# Exercise instructions
Present the following data again exactly as it is shown.

# Recorded information
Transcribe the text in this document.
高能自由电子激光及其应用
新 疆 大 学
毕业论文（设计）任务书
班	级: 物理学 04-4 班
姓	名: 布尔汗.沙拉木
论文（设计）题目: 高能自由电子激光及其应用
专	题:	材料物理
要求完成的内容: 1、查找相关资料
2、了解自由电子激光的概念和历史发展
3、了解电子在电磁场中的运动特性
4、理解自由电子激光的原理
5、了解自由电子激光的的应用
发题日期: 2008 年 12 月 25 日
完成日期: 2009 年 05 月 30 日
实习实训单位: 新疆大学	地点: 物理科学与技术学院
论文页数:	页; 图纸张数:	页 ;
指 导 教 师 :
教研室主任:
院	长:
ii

# Exercise output
Transcribe the text in this document.
高能自由电子激光及其应用
新 疆 大 学
毕业论文（设计）任务书
班	级: 物理学 04-4 班
姓	名: 布尔汗.沙拉木
论文（设计）题目: 高能自由电子激光及其应用
专	题:	材料物理
要求完成的内容: 1、查找相关资料
2、了解自由电子激光的概念和历史发展
3、了解电子在电磁场中的运动特性
4、理解自由电子激光的原理
5、了解自由电子激光的的应用
发题日期: 2008 年 12 月 25 日
完成日期: 2009 年 05 月 30 日
实习实训单位: 新疆大学	地点: 物理科学与技术学院
论文页数:	页; 图纸张数:	页 ;
指 导 教 师 :
教研室主任:
院	长:
ii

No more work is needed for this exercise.